#### [MATERIAL SUPPLIED]
★ ★ ★ ★

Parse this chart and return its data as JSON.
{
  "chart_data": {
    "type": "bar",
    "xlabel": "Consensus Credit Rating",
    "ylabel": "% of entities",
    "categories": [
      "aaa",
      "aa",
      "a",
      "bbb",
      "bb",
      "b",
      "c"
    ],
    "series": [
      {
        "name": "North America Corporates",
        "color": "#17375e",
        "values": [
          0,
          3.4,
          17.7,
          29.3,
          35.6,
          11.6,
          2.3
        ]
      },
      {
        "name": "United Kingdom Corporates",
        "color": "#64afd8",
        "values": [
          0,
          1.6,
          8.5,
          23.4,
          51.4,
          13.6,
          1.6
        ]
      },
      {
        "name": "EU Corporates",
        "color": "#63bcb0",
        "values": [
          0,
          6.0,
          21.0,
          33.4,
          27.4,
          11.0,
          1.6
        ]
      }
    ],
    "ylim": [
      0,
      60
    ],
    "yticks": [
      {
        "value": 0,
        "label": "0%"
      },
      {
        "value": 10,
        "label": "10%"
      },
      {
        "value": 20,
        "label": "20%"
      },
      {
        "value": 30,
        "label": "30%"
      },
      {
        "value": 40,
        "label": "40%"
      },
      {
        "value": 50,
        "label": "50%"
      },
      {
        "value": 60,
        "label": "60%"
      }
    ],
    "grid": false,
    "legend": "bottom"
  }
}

★ ★ ★ ★

#### [WRITTEN EXERCISE]
Of all the lines above, how many contain "name"? Give the number and nothing more.

#### [ANSWER BELOW]
3